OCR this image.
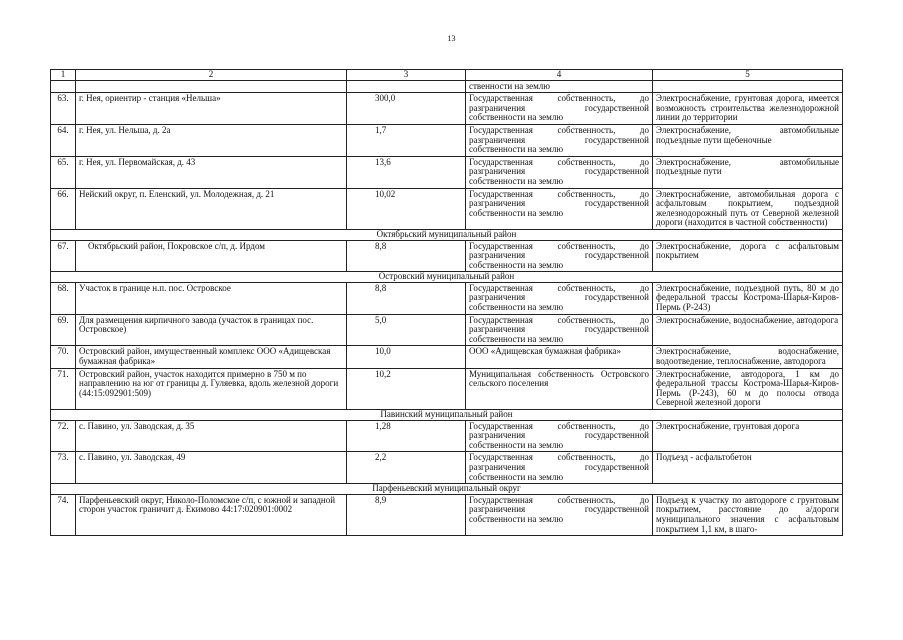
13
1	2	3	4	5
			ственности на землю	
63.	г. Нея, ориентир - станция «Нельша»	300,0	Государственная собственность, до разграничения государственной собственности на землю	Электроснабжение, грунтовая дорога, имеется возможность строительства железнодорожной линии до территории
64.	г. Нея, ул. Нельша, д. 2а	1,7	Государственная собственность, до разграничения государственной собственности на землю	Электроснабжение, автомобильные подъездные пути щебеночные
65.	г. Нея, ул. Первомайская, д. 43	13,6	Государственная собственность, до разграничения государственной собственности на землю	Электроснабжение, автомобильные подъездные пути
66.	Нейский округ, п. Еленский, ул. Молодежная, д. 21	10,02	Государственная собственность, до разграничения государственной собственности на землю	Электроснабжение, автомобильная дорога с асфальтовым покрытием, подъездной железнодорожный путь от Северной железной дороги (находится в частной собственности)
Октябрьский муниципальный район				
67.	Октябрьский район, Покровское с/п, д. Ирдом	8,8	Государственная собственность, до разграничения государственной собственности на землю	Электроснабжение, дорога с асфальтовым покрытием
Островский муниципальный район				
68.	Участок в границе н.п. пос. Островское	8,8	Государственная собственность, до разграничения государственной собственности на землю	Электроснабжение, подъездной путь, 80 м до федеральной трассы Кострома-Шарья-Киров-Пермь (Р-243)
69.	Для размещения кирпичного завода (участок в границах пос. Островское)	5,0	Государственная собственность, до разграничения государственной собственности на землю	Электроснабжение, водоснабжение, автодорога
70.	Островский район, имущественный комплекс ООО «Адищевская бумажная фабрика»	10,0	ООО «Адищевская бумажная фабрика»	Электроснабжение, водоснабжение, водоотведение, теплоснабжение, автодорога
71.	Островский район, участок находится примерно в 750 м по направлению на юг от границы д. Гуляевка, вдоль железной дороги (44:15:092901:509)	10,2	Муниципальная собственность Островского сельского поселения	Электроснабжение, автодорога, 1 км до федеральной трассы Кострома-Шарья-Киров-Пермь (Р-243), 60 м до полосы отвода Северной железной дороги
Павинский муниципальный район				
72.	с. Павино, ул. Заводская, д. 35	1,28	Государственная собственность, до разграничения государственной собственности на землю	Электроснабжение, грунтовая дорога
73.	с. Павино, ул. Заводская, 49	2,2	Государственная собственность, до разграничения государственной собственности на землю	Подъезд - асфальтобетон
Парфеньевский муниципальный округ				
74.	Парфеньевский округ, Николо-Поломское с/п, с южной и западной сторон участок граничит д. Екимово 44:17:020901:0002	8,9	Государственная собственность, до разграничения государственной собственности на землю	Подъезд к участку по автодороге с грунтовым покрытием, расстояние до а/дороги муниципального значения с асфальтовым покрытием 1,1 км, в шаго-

....................

SET TASK
With the pictures omitted, reproduce the records in full and exactly.

FINISHED TASK
OCR this image.
13
1	2	3	4	5
			ственности на землю	
63.	г. Нея, ориентир - станция «Нельша»	300,0	Государственная собственность, до разграничения государственной собственности на землю	Электроснабжение, грунтовая дорога, имеется возможность строительства железнодорожной линии до территории
64.	г. Нея, ул. Нельша, д. 2а	1,7	Государственная собственность, до разграничения государственной собственности на землю	Электроснабжение, автомобильные подъездные пути щебеночные
65.	г. Нея, ул. Первомайская, д. 43	13,6	Государственная собственность, до разграничения государственной собственности на землю	Электроснабжение, автомобильные подъездные пути
66.	Нейский округ, п. Еленский, ул. Молодежная, д. 21	10,02	Государственная собственность, до разграничения государственной собственности на землю	Электроснабжение, автомобильная дорога с асфальтовым покрытием, подъездной железнодорожный путь от Северной железной дороги (находится в частной собственности)
Октябрьский муниципальный район				
67.	Октябрьский район, Покровское с/п, д. Ирдом	8,8	Государственная собственность, до разграничения государственной собственности на землю	Электроснабжение, дорога с асфальтовым покрытием
Островский муниципальный район				
68.	Участок в границе н.п. пос. Островское	8,8	Государственная собственность, до разграничения государственной собственности на землю	Электроснабжение, подъездной путь, 80 м до федеральной трассы Кострома-Шарья-Киров-Пермь (Р-243)
69.	Для размещения кирпичного завода (участок в границах пос. Островское)	5,0	Государственная собственность, до разграничения государственной собственности на землю	Электроснабжение, водоснабжение, автодорога
70.	Островский район, имущественный комплекс ООО «Адищевская бумажная фабрика»	10,0	ООО «Адищевская бумажная фабрика»	Электроснабжение, водоснабжение, водоотведение, теплоснабжение, автодорога
71.	Островский район, участок находится примерно в 750 м по направлению на юг от границы д. Гуляевка, вдоль железной дороги (44:15:092901:509)	10,2	Муниципальная собственность Островского сельского поселения	Электроснабжение, автодорога, 1 км до федеральной трассы Кострома-Шарья-Киров-Пермь (Р-243), 60 м до полосы отвода Северной железной дороги
Павинский муниципальный район				
72.	с. Павино, ул. Заводская, д. 35	1,28	Государственная собственность, до разграничения государственной собственности на землю	Электроснабжение, грунтовая дорога
73.	с. Павино, ул. Заводская, 49	2,2	Государственная собственность, до разграничения государственной собственности на землю	Подъезд - асфальтобетон
Парфеньевский муниципальный округ				
74.	Парфеньевский округ, Николо-Поломское с/п, с южной и западной сторон участок граничит д. Екимово 44:17:020901:0002	8,9	Государственная собственность, до разграничения государственной собственности на землю	Подъезд к участку по автодороге с грунтовым покрытием, расстояние до а/дороги муниципального значения с асфальтовым покрытием 1,1 км, в шаго-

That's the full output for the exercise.